[Collected data entries]
++++++++++++++++++++

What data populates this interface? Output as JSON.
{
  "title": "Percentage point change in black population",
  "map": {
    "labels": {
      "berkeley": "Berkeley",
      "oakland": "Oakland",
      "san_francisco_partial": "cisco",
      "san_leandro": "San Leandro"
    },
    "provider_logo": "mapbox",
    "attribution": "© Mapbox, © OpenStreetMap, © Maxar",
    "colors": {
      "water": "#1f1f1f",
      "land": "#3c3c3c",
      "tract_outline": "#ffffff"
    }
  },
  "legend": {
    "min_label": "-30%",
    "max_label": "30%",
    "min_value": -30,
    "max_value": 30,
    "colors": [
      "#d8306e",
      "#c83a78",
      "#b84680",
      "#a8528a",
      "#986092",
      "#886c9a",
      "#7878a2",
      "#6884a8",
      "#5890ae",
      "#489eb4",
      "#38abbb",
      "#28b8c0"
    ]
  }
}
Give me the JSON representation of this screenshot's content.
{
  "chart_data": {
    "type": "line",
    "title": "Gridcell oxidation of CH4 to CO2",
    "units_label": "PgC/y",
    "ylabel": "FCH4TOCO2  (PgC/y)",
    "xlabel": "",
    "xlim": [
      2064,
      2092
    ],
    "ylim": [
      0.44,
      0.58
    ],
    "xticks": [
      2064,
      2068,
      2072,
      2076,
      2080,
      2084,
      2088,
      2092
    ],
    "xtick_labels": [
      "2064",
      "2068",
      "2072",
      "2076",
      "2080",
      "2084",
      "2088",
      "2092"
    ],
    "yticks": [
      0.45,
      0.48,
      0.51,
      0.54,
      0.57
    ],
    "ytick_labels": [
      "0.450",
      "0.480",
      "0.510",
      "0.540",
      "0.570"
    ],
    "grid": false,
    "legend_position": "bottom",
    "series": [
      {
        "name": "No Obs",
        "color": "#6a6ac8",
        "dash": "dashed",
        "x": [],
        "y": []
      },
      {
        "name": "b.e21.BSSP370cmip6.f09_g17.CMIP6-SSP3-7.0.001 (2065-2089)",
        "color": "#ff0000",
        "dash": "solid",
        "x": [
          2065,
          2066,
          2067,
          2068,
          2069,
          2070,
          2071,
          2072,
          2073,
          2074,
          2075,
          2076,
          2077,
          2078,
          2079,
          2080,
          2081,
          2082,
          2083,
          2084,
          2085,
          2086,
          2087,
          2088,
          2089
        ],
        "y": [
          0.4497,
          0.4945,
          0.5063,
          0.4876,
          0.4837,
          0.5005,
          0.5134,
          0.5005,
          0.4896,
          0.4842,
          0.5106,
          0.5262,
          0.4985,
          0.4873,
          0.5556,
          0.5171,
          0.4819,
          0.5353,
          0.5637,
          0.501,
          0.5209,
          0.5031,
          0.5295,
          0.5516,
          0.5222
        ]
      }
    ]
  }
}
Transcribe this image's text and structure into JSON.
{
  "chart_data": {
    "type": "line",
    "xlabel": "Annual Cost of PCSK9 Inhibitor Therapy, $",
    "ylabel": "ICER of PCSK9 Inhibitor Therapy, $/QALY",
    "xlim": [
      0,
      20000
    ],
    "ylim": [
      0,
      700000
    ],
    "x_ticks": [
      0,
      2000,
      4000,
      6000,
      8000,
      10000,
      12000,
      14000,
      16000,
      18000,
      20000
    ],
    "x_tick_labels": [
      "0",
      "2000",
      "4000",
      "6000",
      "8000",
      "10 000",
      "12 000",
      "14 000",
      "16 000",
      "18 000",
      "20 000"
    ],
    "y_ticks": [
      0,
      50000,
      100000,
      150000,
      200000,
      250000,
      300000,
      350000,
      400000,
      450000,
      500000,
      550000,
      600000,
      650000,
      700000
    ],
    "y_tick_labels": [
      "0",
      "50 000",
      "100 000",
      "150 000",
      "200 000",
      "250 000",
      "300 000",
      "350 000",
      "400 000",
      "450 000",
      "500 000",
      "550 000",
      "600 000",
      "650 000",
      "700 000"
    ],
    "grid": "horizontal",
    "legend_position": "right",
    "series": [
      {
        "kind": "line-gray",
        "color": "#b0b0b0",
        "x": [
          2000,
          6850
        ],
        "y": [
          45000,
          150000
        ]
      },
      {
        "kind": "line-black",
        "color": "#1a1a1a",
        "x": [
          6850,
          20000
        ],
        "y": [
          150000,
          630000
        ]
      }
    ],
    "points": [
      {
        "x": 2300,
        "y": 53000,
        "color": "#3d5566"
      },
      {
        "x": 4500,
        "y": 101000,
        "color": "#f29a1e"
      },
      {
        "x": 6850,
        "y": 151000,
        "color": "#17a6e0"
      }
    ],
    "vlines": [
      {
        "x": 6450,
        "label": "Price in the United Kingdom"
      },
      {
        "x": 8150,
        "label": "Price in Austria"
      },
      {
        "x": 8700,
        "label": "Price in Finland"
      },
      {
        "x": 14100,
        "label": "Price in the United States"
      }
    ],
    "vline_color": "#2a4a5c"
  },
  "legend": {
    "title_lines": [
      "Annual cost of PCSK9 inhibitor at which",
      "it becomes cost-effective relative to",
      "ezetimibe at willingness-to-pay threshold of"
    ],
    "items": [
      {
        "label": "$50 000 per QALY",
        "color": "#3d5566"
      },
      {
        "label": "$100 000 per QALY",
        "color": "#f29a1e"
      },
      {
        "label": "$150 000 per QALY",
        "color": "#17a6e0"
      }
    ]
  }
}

++++++++++++++++++++

EXERCISE GOAL →
Look through the material above and work out how many of its lines contain "QALY". State the number only.

COMPLETED TASK →
4